◆ The task
Give the entries back exactly, dropping each image.

(Collected data)
######
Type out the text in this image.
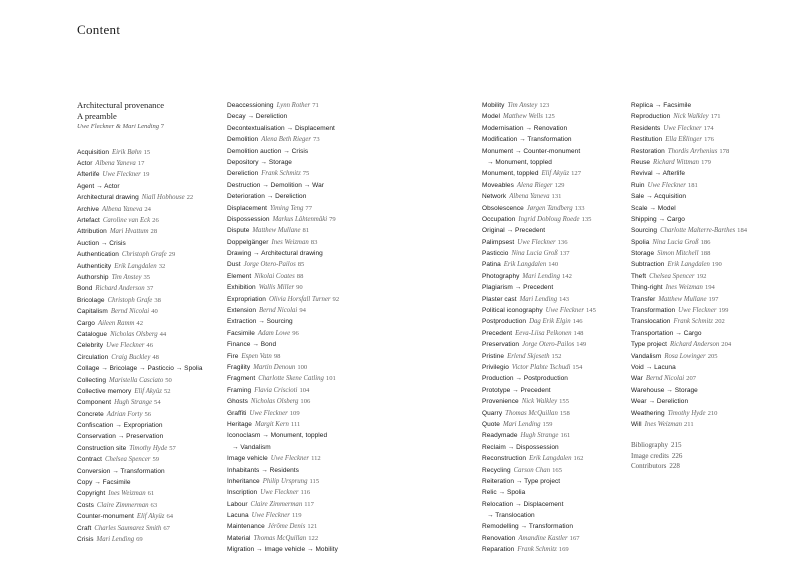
Content
Architectural provenance
A preamble
Uwe Fleckner & Mari Lending 7
Acquisition Eirik Bøhn 15
Actor Albena Yaneva 17
Afterlife Uwe Fleckner 19
Agent → Actor
Architectural drawing Niall Hobhouse 22
Archive Albena Yaneva 24
Artefact Caroline van Eck 26
Attribution Mari Hvattum 28
Auction → Crisis
Authentication Christoph Grafe 29
Authenticity Erik Langdalen 32
Authorship Tim Anstey 35
Bond Richard Anderson 37
Bricolage Christoph Grafe 38
Capitalism Bernd Nicolai 40
Cargo Aileen Ramm 42
Catalogue Nicholas Olsberg 44
Celebrity Uwe Fleckner 46
Circulation Craig Buckley 48
Collage → Bricolage → Pasticcio → Spolia
Collecting Maristella Casciato 50
Collective memory Elif Akyüz 52
Component Hugh Strange 54
Concrete Adrian Forty 56
Confiscation → Expropriation
Conservation → Preservation
Construction site Timothy Hyde 57
Contract Chelsea Spencer 59
Conversion → Transformation
Copy → Facsimile
Copyright Ines Weizman 61
Costs Claire Zimmerman 63
Counter-monument Elif Akyüz 64
Craft Charles Saumarez Smith 67
Crisis Mari Lending 69
Deaccessioning Lynn Rother 71
Decay → Dereliction
Decontextualisation → Displacement
Demolition Alena Beth Rieger 73
Demolition auction → Crisis
Depository → Storage
Dereliction Frank Schmitz 75
Destruction → Demolition → War
Deterioration → Dereliction
Displacement Yiming Teng 77
Dispossession Markus Lähtenmäki 79
Dispute Matthew Mullane 81
Doppelgänger Ines Weizman 83
Drawing → Architectural drawing
Dust Jorge Otero-Pailos 85
Element Nikolai Coates 88
Exhibition Wallis Miller 90
Expropriation Olivia Horsfall Turner 92
Extension Bernd Nicolai 94
Extraction → Sourcing
Facsimile Adam Lowe 96
Finance → Bond
Fire Espen Vatn 98
Fragility Martin Denoun 100
Fragment Charlotte Skene Catling 101
Framing Flavia Criscioti 104
Ghosts Nicholas Olsberg 106
Graffiti Uwe Fleckner 109
Heritage Margit Kern 111
Iconoclasm → Monument, toppled
→ Vandalism
Image vehicle Uwe Fleckner 112
Inhabitants → Residents
Inheritance Philip Ursprung 115
Inscription Uwe Fleckner 116
Labour Claire Zimmerman 117
Lacuna Uwe Fleckner 119
Maintenance Jérôme Denis 121
Material Thomas McQuillan 122
Migration → Image vehicle → Mobility
Mobility Tim Anstey 123
Model Matthew Wells 125
Modernisation → Renovation
Modification → Transformation
Monument → Counter-monument
→ Monument, toppled
Monument, toppled Elif Akyüz 127
Moveables Alena Rieger 129
Network Albena Yaneva 131
Obsolescence Jørgen Tandberg 133
Occupation Ingrid Dobloug Roede 135
Original → Precedent
Palimpsest Uwe Fleckner 136
Pasticcio Nina Lucia Groß 137
Patina Erik Langdalen 140
Photography Mari Lending 142
Plagiarism → Precedent
Plaster cast Mari Lending 143
Political iconography Uwe Fleckner 145
Postproduction Dag Erik Elgin 146
Precedent Eeva-Liisa Pelkonen 148
Preservation Jorge Otero-Pailos 149
Pristine Erlend Skjeseth 152
Privilegio Victor Plahte Tschudi 154
Production → Postproduction
Prototype → Precedent
Provenience Nick Walkley 155
Quarry Thomas McQuillan 158
Quote Mari Lending 159
Readymade Hugh Strange 161
Reclaim → Dispossession
Reconstruction Erik Langdalen 162
Recycling Carson Chan 165
Reiteration → Type project
Relic → Spolia
Relocation → Displacement
→ Translocation
Remodelling → Transformation
Renovation Amandine Kastler 167
Reparation Frank Schmitz 169
Replica → Facsimile
Reproduction Nick Walkley 171
Residents Uwe Fleckner 174
Restitution Ella Eßlinger 176
Restoration Thordis Arrhenius 178
Reuse Richard Wittman 179
Revival → Afterlife
Ruin Uwe Fleckner 181
Sale → Acquisition
Scale → Model
Shipping → Cargo
Sourcing Charlotte Malterre-Barthes 184
Spolia Nina Lucia Groß 186
Storage Simon Mitchell 188
Subtraction Erik Langdalen 190
Theft Chelsea Spencer 192
Thing-right Ines Weizman 194
Transfer Matthew Mullane 197
Transformation Uwe Fleckner 199
Translocation Frank Schmitz 202
Transportation → Cargo
Type project Richard Anderson 204
Vandalism Rosa Lowinger 205
Void → Lacuna
War Bernd Nicolai 207
Warehouse → Storage
Wear → Dereliction
Weathering Timothy Hyde 210
Will Ines Weizman 211
Bibliography 215
Image credits 226
Contributors 228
######
◆ Answer to this task
Type out the text in this image.
Content
Architectural provenance
A preamble
Uwe Fleckner & Mari Lending 7
Acquisition Eirik Bøhn 15
Actor Albena Yaneva 17
Afterlife Uwe Fleckner 19
Agent → Actor
Architectural drawing Niall Hobhouse 22
Archive Albena Yaneva 24
Artefact Caroline van Eck 26
Attribution Mari Hvattum 28
Auction → Crisis
Authentication Christoph Grafe 29
Authenticity Erik Langdalen 32
Authorship Tim Anstey 35
Bond Richard Anderson 37
Bricolage Christoph Grafe 38
Capitalism Bernd Nicolai 40
Cargo Aileen Ramm 42
Catalogue Nicholas Olsberg 44
Celebrity Uwe Fleckner 46
Circulation Craig Buckley 48
Collage → Bricolage → Pasticcio → Spolia
Collecting Maristella Casciato 50
Collective memory Elif Akyüz 52
Component Hugh Strange 54
Concrete Adrian Forty 56
Confiscation → Expropriation
Conservation → Preservation
Construction site Timothy Hyde 57
Contract Chelsea Spencer 59
Conversion → Transformation
Copy → Facsimile
Copyright Ines Weizman 61
Costs Claire Zimmerman 63
Counter-monument Elif Akyüz 64
Craft Charles Saumarez Smith 67
Crisis Mari Lending 69
Deaccessioning Lynn Rother 71
Decay → Dereliction
Decontextualisation → Displacement
Demolition Alena Beth Rieger 73
Demolition auction → Crisis
Depository → Storage
Dereliction Frank Schmitz 75
Destruction → Demolition → War
Deterioration → Dereliction
Displacement Yiming Teng 77
Dispossession Markus Lähtenmäki 79
Dispute Matthew Mullane 81
Doppelgänger Ines Weizman 83
Drawing → Architectural drawing
Dust Jorge Otero-Pailos 85
Element Nikolai Coates 88
Exhibition Wallis Miller 90
Expropriation Olivia Horsfall Turner 92
Extension Bernd Nicolai 94
Extraction → Sourcing
Facsimile Adam Lowe 96
Finance → Bond
Fire Espen Vatn 98
Fragility Martin Denoun 100
Fragment Charlotte Skene Catling 101
Framing Flavia Criscioti 104
Ghosts Nicholas Olsberg 106
Graffiti Uwe Fleckner 109
Heritage Margit Kern 111
Iconoclasm → Monument, toppled
→ Vandalism
Image vehicle Uwe Fleckner 112
Inhabitants → Residents
Inheritance Philip Ursprung 115
Inscription Uwe Fleckner 116
Labour Claire Zimmerman 117
Lacuna Uwe Fleckner 119
Maintenance Jérôme Denis 121
Material Thomas McQuillan 122
Migration → Image vehicle → Mobility
Mobility Tim Anstey 123
Model Matthew Wells 125
Modernisation → Renovation
Modification → Transformation
Monument → Counter-monument
→ Monument, toppled
Monument, toppled Elif Akyüz 127
Moveables Alena Rieger 129
Network Albena Yaneva 131
Obsolescence Jørgen Tandberg 133
Occupation Ingrid Dobloug Roede 135
Original → Precedent
Palimpsest Uwe Fleckner 136
Pasticcio Nina Lucia Groß 137
Patina Erik Langdalen 140
Photography Mari Lending 142
Plagiarism → Precedent
Plaster cast Mari Lending 143
Political iconography Uwe Fleckner 145
Postproduction Dag Erik Elgin 146
Precedent Eeva-Liisa Pelkonen 148
Preservation Jorge Otero-Pailos 149
Pristine Erlend Skjeseth 152
Privilegio Victor Plahte Tschudi 154
Production → Postproduction
Prototype → Precedent
Provenience Nick Walkley 155
Quarry Thomas McQuillan 158
Quote Mari Lending 159
Readymade Hugh Strange 161
Reclaim → Dispossession
Reconstruction Erik Langdalen 162
Recycling Carson Chan 165
Reiteration → Type project
Relic → Spolia
Relocation → Displacement
→ Translocation
Remodelling → Transformation
Renovation Amandine Kastler 167
Reparation Frank Schmitz 169
Replica → Facsimile
Reproduction Nick Walkley 171
Residents Uwe Fleckner 174
Restitution Ella Eßlinger 176
Restoration Thordis Arrhenius 178
Reuse Richard Wittman 179
Revival → Afterlife
Ruin Uwe Fleckner 181
Sale → Acquisition
Scale → Model
Shipping → Cargo
Sourcing Charlotte Malterre-Barthes 184
Spolia Nina Lucia Groß 186
Storage Simon Mitchell 188
Subtraction Erik Langdalen 190
Theft Chelsea Spencer 192
Thing-right Ines Weizman 194
Transfer Matthew Mullane 197
Transformation Uwe Fleckner 199
Translocation Frank Schmitz 202
Transportation → Cargo
Type project Richard Anderson 204
Vandalism Rosa Lowinger 205
Void → Lacuna
War Bernd Nicolai 207
Warehouse → Storage
Wear → Dereliction
Weathering Timothy Hyde 210
Will Ines Weizman 211
Bibliography 215
Image credits 226
Contributors 228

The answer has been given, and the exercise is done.